Information provided Start Marker
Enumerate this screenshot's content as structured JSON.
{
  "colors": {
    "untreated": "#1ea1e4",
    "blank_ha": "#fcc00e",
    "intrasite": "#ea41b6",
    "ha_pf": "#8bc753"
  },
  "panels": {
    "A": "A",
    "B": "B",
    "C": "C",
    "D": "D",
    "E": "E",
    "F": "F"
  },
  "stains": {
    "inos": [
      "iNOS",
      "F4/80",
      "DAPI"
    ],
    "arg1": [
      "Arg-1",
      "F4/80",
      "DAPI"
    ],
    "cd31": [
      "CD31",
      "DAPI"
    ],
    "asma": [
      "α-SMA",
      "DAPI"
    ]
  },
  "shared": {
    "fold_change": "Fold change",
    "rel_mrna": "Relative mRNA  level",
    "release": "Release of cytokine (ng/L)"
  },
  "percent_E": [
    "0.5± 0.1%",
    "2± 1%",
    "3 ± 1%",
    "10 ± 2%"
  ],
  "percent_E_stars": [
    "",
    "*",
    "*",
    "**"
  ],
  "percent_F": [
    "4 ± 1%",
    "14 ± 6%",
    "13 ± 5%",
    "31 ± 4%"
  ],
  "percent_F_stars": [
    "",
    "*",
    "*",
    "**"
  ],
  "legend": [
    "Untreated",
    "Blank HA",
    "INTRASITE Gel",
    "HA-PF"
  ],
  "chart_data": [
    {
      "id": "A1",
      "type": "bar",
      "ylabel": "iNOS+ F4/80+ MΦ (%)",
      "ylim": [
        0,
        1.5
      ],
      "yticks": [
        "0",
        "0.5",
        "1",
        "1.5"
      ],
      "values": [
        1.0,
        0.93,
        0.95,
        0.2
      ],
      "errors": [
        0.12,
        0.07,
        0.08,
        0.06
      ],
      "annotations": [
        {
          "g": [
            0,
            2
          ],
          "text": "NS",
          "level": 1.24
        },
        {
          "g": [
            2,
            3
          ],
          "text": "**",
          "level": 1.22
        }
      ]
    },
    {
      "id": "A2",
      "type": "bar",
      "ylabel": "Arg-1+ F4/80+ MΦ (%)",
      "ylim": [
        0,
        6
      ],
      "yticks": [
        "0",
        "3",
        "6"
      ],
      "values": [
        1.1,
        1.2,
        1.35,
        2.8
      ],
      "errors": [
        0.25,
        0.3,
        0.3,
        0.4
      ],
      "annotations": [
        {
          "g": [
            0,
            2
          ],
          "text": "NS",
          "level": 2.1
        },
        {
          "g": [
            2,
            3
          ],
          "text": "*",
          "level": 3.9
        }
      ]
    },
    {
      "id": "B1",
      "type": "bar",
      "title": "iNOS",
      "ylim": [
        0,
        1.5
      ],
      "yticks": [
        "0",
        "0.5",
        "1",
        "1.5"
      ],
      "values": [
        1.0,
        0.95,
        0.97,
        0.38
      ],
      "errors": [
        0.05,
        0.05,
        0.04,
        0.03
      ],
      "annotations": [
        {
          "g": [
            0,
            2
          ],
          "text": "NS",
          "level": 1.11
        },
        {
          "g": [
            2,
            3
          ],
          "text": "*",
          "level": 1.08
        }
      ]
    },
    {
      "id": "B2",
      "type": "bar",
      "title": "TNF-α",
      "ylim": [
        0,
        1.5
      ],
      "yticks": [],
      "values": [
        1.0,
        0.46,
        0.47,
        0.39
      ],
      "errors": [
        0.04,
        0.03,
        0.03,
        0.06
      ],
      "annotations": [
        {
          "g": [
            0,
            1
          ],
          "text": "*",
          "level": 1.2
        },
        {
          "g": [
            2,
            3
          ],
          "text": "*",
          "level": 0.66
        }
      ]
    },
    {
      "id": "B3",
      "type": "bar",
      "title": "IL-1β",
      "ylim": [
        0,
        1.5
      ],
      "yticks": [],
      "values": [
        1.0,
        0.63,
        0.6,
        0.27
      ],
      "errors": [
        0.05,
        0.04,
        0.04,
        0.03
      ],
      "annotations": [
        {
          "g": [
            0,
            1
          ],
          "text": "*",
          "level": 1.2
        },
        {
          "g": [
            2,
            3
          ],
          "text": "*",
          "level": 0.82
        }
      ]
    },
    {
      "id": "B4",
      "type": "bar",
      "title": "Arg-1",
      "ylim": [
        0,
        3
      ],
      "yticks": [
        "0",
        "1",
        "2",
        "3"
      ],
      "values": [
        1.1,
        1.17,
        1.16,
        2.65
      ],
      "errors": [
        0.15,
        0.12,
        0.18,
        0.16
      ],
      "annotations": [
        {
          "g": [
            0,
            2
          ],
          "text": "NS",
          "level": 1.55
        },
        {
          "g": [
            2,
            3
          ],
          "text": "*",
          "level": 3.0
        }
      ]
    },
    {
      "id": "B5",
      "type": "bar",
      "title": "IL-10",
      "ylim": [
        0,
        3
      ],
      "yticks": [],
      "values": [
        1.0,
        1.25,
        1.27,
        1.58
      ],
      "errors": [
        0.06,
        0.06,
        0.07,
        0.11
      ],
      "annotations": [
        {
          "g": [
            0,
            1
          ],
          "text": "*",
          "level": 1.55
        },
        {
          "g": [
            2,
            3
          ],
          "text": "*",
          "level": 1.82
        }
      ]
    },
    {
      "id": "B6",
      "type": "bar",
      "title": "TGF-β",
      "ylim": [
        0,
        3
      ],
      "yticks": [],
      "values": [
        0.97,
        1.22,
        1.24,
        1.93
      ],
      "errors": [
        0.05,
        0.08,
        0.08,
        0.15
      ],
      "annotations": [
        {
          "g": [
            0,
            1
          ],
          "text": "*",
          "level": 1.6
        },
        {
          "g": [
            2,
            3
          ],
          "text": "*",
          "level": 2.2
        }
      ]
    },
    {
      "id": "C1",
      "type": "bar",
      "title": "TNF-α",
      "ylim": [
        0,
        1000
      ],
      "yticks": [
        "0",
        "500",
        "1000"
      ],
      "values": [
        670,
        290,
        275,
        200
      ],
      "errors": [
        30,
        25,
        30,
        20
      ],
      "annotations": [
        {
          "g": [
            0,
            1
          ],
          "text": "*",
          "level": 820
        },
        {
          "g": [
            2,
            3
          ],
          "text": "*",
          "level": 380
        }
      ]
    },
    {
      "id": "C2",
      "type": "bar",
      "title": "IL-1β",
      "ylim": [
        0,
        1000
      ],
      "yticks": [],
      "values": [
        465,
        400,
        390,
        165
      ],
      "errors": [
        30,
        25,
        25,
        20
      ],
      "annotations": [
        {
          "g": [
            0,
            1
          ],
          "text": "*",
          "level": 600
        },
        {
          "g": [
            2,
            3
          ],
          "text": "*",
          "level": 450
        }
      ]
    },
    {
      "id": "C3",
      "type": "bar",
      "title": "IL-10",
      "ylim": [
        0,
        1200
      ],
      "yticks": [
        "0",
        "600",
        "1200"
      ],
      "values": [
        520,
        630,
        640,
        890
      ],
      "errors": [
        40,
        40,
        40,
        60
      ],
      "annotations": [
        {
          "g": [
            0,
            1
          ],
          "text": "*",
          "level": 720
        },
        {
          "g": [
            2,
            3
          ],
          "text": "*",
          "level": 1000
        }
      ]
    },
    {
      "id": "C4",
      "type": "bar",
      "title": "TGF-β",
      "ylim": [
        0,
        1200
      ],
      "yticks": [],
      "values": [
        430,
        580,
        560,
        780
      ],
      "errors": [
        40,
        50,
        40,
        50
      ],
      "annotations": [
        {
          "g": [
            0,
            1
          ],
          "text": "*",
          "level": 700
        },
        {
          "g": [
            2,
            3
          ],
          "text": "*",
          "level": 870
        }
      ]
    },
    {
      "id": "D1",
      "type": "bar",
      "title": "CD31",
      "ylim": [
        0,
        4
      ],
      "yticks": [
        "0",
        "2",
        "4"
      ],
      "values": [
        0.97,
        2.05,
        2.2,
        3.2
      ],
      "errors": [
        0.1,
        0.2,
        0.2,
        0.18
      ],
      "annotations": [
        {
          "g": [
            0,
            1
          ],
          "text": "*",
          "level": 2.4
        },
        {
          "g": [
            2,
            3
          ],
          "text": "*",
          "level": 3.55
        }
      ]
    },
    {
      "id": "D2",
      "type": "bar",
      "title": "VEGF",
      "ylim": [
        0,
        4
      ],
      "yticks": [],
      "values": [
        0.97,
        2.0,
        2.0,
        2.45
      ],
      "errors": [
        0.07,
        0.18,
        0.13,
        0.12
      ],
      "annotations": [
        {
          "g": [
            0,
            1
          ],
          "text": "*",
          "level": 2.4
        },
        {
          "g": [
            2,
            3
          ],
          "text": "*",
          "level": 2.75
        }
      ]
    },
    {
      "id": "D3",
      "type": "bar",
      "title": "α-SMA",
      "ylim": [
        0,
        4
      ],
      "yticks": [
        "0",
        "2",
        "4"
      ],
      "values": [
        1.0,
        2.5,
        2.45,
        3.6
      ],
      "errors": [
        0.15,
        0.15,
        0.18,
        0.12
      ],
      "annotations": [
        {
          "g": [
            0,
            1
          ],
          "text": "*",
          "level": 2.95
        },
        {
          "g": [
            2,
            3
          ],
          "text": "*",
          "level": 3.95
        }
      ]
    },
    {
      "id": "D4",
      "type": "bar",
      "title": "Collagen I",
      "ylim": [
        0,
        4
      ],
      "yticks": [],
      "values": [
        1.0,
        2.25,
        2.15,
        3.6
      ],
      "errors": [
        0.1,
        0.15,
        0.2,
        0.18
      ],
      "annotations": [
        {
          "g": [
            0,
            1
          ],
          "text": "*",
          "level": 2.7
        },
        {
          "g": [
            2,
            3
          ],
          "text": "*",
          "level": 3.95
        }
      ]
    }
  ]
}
Information provided End Marker
--- Work to be completed ---
How many lines of the records contain the word "ylabel"? Reply with the number and nothing else.

--- Solution to this task ---
2